**Challenge**
Using the entries that follow, collect the lines where the word "would" appears.

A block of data
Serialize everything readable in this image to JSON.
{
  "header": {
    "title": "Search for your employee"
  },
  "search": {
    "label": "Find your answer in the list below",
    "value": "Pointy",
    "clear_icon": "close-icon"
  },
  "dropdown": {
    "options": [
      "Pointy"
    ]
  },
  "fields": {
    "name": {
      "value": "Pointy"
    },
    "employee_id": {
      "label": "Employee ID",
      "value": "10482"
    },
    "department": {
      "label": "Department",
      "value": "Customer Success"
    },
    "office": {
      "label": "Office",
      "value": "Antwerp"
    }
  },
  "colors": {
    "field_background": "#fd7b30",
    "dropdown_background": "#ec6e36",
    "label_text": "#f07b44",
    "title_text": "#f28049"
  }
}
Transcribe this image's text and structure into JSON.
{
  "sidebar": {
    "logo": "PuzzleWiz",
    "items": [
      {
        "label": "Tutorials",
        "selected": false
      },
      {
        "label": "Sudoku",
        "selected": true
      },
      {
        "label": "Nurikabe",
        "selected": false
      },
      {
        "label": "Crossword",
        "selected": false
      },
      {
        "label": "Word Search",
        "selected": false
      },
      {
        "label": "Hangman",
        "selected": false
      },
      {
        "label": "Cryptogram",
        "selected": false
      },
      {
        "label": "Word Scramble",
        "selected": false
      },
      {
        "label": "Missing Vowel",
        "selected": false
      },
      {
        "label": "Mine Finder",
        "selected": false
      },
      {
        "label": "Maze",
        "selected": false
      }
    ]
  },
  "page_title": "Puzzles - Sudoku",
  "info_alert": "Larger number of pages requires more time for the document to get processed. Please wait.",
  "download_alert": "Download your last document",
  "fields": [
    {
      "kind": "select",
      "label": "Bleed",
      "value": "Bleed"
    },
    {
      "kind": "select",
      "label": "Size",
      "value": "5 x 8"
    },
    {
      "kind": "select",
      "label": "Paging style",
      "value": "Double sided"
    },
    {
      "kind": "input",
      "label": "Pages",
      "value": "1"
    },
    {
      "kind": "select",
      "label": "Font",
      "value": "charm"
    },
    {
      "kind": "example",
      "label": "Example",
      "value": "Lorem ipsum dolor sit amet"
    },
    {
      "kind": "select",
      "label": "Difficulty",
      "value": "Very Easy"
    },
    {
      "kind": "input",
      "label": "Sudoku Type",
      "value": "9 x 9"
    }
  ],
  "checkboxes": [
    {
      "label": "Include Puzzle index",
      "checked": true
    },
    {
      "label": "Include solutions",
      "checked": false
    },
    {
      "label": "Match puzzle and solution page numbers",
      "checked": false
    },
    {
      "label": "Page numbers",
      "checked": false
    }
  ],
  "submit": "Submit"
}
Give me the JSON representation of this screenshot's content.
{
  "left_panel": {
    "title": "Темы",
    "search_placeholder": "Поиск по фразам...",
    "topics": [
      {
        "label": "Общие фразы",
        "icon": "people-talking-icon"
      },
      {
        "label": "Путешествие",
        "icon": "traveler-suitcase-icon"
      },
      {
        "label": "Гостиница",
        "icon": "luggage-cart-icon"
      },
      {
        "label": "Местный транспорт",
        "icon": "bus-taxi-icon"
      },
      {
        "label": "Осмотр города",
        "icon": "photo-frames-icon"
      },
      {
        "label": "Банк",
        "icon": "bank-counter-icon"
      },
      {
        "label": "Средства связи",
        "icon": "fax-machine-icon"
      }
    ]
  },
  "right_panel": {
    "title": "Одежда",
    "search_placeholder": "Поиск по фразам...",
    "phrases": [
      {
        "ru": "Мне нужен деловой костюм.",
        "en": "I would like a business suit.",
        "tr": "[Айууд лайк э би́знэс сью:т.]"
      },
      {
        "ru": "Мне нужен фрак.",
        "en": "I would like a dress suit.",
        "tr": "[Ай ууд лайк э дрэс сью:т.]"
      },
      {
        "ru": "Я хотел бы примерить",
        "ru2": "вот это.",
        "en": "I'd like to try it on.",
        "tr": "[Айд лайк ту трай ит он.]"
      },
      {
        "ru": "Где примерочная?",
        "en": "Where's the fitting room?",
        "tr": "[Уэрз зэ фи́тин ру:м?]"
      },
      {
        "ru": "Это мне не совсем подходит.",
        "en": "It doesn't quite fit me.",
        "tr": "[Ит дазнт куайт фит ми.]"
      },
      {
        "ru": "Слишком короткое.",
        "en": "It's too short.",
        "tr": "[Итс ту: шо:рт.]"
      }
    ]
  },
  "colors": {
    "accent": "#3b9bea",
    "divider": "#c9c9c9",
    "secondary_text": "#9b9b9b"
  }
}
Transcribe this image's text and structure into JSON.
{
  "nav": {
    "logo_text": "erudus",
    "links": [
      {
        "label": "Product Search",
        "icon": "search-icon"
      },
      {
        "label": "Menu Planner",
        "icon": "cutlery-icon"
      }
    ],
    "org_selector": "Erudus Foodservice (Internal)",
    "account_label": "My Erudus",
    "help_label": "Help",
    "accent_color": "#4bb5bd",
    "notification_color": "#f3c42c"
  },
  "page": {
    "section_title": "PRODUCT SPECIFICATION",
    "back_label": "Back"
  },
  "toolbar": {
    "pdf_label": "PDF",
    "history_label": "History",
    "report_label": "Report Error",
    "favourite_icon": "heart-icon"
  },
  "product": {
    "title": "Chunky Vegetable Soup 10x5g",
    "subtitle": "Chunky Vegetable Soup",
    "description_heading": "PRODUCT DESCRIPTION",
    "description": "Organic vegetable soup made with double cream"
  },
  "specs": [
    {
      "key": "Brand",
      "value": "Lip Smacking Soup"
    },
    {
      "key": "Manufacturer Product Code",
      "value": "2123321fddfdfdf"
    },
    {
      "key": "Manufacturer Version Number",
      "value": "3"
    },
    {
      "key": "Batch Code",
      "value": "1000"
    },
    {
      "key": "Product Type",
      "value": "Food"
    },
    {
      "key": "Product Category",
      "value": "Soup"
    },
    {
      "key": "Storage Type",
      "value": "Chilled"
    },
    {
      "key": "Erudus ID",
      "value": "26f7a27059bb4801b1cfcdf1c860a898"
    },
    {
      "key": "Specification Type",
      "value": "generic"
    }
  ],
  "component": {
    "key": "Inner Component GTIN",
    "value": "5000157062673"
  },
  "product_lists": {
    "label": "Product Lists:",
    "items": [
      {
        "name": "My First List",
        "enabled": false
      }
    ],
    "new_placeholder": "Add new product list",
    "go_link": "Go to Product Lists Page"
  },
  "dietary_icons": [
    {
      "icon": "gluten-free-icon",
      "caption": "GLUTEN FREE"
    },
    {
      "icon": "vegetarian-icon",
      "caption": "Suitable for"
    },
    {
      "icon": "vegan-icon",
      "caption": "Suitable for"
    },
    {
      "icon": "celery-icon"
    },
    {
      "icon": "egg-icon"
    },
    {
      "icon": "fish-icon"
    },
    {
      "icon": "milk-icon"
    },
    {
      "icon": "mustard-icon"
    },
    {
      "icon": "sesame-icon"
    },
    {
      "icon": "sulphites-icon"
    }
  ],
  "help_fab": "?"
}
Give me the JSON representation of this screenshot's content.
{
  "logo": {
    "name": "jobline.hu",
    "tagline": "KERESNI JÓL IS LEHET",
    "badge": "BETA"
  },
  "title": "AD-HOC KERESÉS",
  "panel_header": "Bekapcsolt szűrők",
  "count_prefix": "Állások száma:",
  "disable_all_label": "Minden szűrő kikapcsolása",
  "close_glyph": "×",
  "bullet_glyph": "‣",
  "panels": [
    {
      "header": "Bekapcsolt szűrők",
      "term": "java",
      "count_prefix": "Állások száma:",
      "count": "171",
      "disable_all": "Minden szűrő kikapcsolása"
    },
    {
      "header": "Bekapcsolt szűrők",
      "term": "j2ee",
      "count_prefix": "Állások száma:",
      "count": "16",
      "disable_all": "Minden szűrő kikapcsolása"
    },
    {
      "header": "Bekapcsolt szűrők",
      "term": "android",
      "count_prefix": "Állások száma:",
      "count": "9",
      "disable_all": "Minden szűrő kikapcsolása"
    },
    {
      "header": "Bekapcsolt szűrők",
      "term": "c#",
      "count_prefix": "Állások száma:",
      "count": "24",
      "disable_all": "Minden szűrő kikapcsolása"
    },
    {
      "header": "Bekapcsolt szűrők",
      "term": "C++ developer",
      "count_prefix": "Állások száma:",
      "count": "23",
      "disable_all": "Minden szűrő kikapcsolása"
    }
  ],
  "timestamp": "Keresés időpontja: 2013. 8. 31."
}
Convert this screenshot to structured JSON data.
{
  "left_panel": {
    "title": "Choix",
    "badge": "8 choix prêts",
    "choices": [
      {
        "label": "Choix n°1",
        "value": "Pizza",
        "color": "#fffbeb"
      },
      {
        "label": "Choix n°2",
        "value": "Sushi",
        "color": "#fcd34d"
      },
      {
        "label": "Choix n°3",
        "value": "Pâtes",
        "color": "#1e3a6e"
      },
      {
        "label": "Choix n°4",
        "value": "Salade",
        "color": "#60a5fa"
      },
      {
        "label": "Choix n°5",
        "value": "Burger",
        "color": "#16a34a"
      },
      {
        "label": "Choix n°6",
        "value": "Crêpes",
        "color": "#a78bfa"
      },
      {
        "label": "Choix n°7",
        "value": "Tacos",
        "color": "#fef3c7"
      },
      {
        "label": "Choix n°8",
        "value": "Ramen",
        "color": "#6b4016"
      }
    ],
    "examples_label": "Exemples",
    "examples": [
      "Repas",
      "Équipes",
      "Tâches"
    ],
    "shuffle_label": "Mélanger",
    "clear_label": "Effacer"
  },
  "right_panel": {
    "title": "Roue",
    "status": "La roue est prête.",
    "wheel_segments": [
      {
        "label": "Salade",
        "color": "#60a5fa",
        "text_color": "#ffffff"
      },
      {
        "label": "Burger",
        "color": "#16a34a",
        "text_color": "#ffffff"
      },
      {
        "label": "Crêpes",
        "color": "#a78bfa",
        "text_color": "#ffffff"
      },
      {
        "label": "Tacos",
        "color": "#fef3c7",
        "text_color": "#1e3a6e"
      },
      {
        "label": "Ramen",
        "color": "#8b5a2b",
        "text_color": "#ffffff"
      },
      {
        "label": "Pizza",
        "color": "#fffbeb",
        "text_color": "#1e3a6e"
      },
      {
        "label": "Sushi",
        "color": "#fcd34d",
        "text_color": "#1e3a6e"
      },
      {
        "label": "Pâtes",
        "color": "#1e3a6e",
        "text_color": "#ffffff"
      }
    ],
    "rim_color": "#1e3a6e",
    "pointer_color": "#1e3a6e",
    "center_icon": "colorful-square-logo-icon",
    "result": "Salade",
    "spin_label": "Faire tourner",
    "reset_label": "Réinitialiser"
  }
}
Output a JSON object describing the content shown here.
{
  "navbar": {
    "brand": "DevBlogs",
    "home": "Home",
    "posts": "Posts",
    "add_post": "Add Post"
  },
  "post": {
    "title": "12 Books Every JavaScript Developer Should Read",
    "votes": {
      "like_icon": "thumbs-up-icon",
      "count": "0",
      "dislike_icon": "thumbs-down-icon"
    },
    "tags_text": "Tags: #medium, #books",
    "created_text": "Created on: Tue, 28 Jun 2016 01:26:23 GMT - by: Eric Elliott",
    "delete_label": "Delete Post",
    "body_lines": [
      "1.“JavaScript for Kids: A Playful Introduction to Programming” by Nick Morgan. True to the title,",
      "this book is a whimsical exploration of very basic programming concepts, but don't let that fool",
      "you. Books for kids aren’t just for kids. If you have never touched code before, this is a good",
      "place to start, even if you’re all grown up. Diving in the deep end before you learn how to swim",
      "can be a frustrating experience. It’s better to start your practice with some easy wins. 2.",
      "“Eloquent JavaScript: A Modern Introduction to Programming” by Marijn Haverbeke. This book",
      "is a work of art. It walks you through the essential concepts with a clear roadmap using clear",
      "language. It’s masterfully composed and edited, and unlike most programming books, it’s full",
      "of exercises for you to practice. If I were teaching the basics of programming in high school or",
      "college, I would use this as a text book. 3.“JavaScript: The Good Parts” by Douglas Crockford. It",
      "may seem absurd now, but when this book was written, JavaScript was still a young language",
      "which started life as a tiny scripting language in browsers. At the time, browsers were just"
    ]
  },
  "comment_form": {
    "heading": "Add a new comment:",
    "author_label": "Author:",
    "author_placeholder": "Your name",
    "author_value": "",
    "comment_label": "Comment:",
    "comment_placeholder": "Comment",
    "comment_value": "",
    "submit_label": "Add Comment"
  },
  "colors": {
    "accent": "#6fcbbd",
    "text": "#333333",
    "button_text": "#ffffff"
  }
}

**Exercise result**
        "en": "I would like a business suit.",
        "en": "I would like a dress suit.",
      "college, I would use this as a text book. 3.“JavaScript: The Good Parts” by Douglas Crockford. It",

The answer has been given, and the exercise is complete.